THE EXERCISE> Please rewrite the data below with every "tile-circle" replaced by "tile-disc", keeping everything else the same. Leave the pictures out of your answer.
---------- TASK INPUT ----------
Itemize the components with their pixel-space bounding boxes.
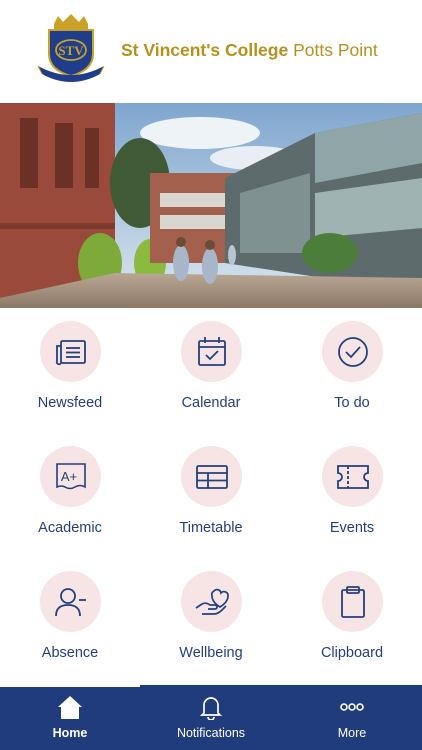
tile-absence[interactable]: Absence [0, 558, 140, 683]
tile-label: Newsfeed [37, 395, 103, 411]
tile-circle [181, 571, 242, 632]
tile-clipboard[interactable]: Clipboard [282, 558, 422, 683]
calendar-icon [197, 336, 226, 366]
tile-circle: A+ [40, 446, 101, 507]
absence-user-icon [54, 587, 86, 616]
college-name: St Vincent's College Potts Point [121, 40, 378, 61]
tile-circle [181, 446, 242, 507]
tile-circle [322, 321, 383, 382]
tile-events[interactable]: Events [282, 433, 422, 558]
campus-hero-image [0, 103, 422, 308]
todo-check-icon [337, 336, 368, 367]
tile-newsfeed[interactable]: Newsfeed [0, 308, 140, 433]
bell-icon [199, 697, 223, 720]
app-header: STV St Vincent's College Potts Point [0, 0, 422, 103]
academic-grade-icon: A+ [55, 462, 86, 489]
clipboard-icon [340, 585, 365, 618]
tab-label: Notifications [176, 726, 246, 740]
tile-circle [40, 321, 101, 382]
timetable-icon [195, 464, 228, 489]
tile-label: Academic [38, 520, 102, 536]
more-dots-icon [340, 703, 364, 711]
tab-more[interactable]: More [282, 685, 422, 750]
tile-circle [40, 571, 101, 632]
tile-wellbeing[interactable]: Wellbeing [141, 558, 281, 683]
crest-text: STV [58, 43, 84, 58]
tile-label: Clipboard [320, 645, 384, 661]
tile-todo[interactable]: To do [282, 308, 422, 433]
tab-notifications[interactable]: Notifications [141, 685, 281, 750]
home-icon [58, 696, 82, 719]
tile-label: Calendar [181, 395, 241, 411]
tile-label: To do [334, 395, 370, 411]
newsfeed-icon [55, 339, 86, 365]
tile-label: Events [329, 520, 375, 536]
tile-circle [322, 571, 383, 632]
tile-label: Absence [41, 645, 99, 661]
feature-grid: Newsfeed Calendar To do A+ Academic Time… [0, 308, 422, 685]
tile-timetable[interactable]: Timetable [141, 433, 281, 558]
college-name-light: Potts Point [293, 40, 378, 60]
tile-academic[interactable]: A+ Academic [0, 433, 140, 558]
tile-label: Wellbeing [179, 645, 243, 661]
bottom-tab-bar: Home Notifications More [0, 685, 422, 750]
tab-label: More [337, 726, 367, 740]
tile-circle [322, 446, 383, 507]
tab-label: Home [52, 726, 88, 740]
tab-home[interactable]: Home [0, 685, 140, 750]
college-crest-logo: STV [36, 14, 106, 86]
wellbeing-hand-heart-icon [195, 588, 229, 615]
events-ticket-icon [336, 464, 369, 489]
tile-calendar[interactable]: Calendar [141, 308, 281, 433]
tile-circle [181, 321, 242, 382]
svg-text:A+: A+ [60, 469, 76, 484]
tile-label: Timetable [179, 520, 243, 536]
college-name-bold: St Vincent's College [121, 40, 289, 60]
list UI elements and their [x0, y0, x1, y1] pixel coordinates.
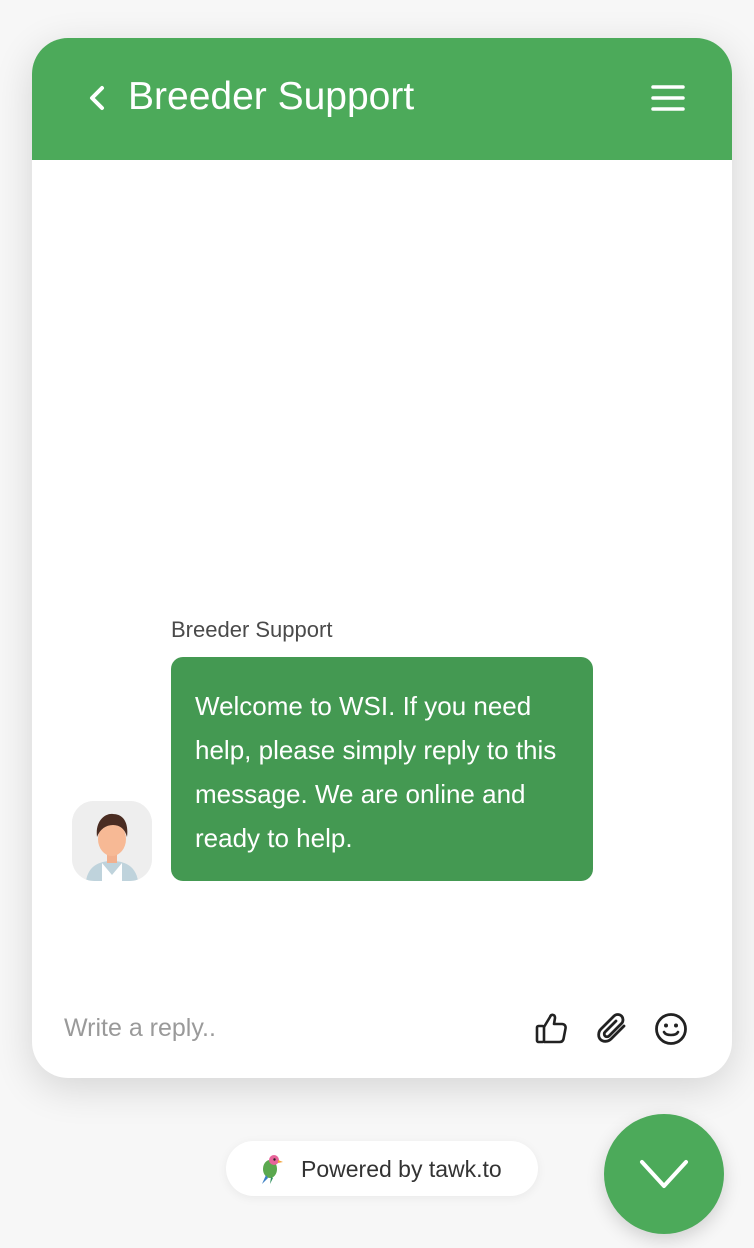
attach-file-button[interactable]	[594, 1010, 632, 1048]
agent-avatar-icon	[72, 801, 152, 881]
hamburger-menu-icon	[651, 85, 685, 111]
back-button[interactable]	[82, 80, 112, 116]
header-title: Breeder Support	[128, 75, 415, 118]
chat-header: Breeder Support	[32, 38, 732, 160]
chevron-left-icon	[90, 86, 104, 110]
chevron-down-icon	[640, 1160, 688, 1188]
agent-avatar	[72, 801, 152, 881]
reply-input[interactable]	[64, 1006, 504, 1050]
thumbs-up-button[interactable]	[532, 1010, 570, 1048]
smiley-icon	[655, 1013, 687, 1045]
thumbs-up-icon	[535, 1013, 567, 1044]
paperclip-icon	[597, 1013, 626, 1043]
chat-widget: Breeder Support Breeder Support Welcome …	[32, 38, 732, 1078]
tawk-parrot-icon	[262, 1155, 283, 1184]
message-sender-name: Breeder Support	[171, 617, 333, 642]
minimize-chat-button[interactable]	[604, 1114, 724, 1234]
emoji-button[interactable]	[652, 1010, 690, 1048]
menu-button[interactable]	[650, 82, 686, 114]
powered-by-text: Powered by tawk.to	[301, 1156, 502, 1182]
powered-by-link[interactable]: Powered by tawk.to	[226, 1141, 538, 1196]
message-bubble: Welcome to WSI. If you need help, please…	[171, 657, 593, 881]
----------
RESULT OF THE TASK>
Itemize the components with their pixel-space bounding boxes.
tile-absence[interactable]: Absence [0, 558, 140, 683]
tile-label: Newsfeed [37, 395, 103, 411]
tile-disc [181, 571, 242, 632]
tile-clipboard[interactable]: Clipboard [282, 558, 422, 683]
calendar-icon [197, 336, 226, 366]
tile-disc: A+ [40, 446, 101, 507]
absence-user-icon [54, 587, 86, 616]
college-name: St Vincent's College Potts Point [121, 40, 378, 61]
tile-disc [181, 446, 242, 507]
tile-disc [322, 321, 383, 382]
tile-events[interactable]: Events [282, 433, 422, 558]
campus-hero-image [0, 103, 422, 308]
todo-check-icon [337, 336, 368, 367]
tile-newsfeed[interactable]: Newsfeed [0, 308, 140, 433]
bell-icon [199, 697, 223, 720]
app-header: STV St Vincent's College Potts Point [0, 0, 422, 103]
academic-grade-icon: A+ [55, 462, 86, 489]
clipboard-icon [340, 585, 365, 618]
tab-label: Notifications [176, 726, 246, 740]
tile-disc [40, 321, 101, 382]
timetable-icon [195, 464, 228, 489]
tile-label: Academic [38, 520, 102, 536]
more-dots-icon [340, 703, 364, 711]
tab-more[interactable]: More [282, 685, 422, 750]
tile-disc [40, 571, 101, 632]
tile-wellbeing[interactable]: Wellbeing [141, 558, 281, 683]
crest-text: STV [58, 43, 84, 58]
tile-label: Clipboard [320, 645, 384, 661]
tile-todo[interactable]: To do [282, 308, 422, 433]
tab-notifications[interactable]: Notifications [141, 685, 281, 750]
home-icon [58, 696, 82, 719]
tile-label: Calendar [181, 395, 241, 411]
tile-label: To do [334, 395, 370, 411]
newsfeed-icon [55, 339, 86, 365]
tile-label: Events [329, 520, 375, 536]
tile-disc [322, 571, 383, 632]
tile-label: Absence [41, 645, 99, 661]
feature-grid: Newsfeed Calendar To do A+ Academic Time… [0, 308, 422, 685]
tile-timetable[interactable]: Timetable [141, 433, 281, 558]
college-name-light: Potts Point [293, 40, 378, 60]
tile-academic[interactable]: A+ Academic [0, 433, 140, 558]
tile-label: Wellbeing [179, 645, 243, 661]
bottom-tab-bar: Home Notifications More [0, 685, 422, 750]
tab-label: More [337, 726, 367, 740]
tile-disc [322, 446, 383, 507]
tab-label: Home [52, 726, 88, 740]
tab-home[interactable]: Home [0, 685, 140, 750]
college-crest-logo: STV [36, 14, 106, 86]
wellbeing-hand-heart-icon [195, 588, 229, 615]
events-ticket-icon [336, 464, 369, 489]
tile-calendar[interactable]: Calendar [141, 308, 281, 433]
tile-disc [181, 321, 242, 382]
svg-text:A+: A+ [60, 469, 76, 484]
tile-label: Timetable [179, 520, 243, 536]
college-name-bold: St Vincent's College [121, 40, 289, 60]
list UI elements and their [x0, y0, x1, y1] pixel coordinates.
attach-file-button[interactable]	[594, 1010, 632, 1048]
agent-avatar-icon	[72, 801, 152, 881]
hamburger-menu-icon	[651, 85, 685, 111]
back-button[interactable]	[82, 80, 112, 116]
header-title: Breeder Support	[128, 75, 415, 118]
chat-header: Breeder Support	[32, 38, 732, 160]
chevron-left-icon	[90, 86, 104, 110]
chevron-down-icon	[640, 1160, 688, 1188]
agent-avatar	[72, 801, 152, 881]
reply-input[interactable]	[64, 1006, 504, 1050]
thumbs-up-button[interactable]	[532, 1010, 570, 1048]
smiley-icon	[655, 1013, 687, 1045]
thumbs-up-icon	[535, 1013, 567, 1044]
paperclip-icon	[597, 1013, 626, 1043]
chat-widget: Breeder Support Breeder Support Welcome …	[32, 38, 732, 1078]
tawk-parrot-icon	[262, 1155, 283, 1184]
message-sender-name: Breeder Support	[171, 617, 333, 642]
minimize-chat-button[interactable]	[604, 1114, 724, 1234]
emoji-button[interactable]	[652, 1010, 690, 1048]
menu-button[interactable]	[650, 82, 686, 114]
powered-by-text: Powered by tawk.to	[301, 1156, 502, 1182]
powered-by-link[interactable]: Powered by tawk.to	[226, 1141, 538, 1196]
message-bubble: Welcome to WSI. If you need help, please…	[171, 657, 593, 881]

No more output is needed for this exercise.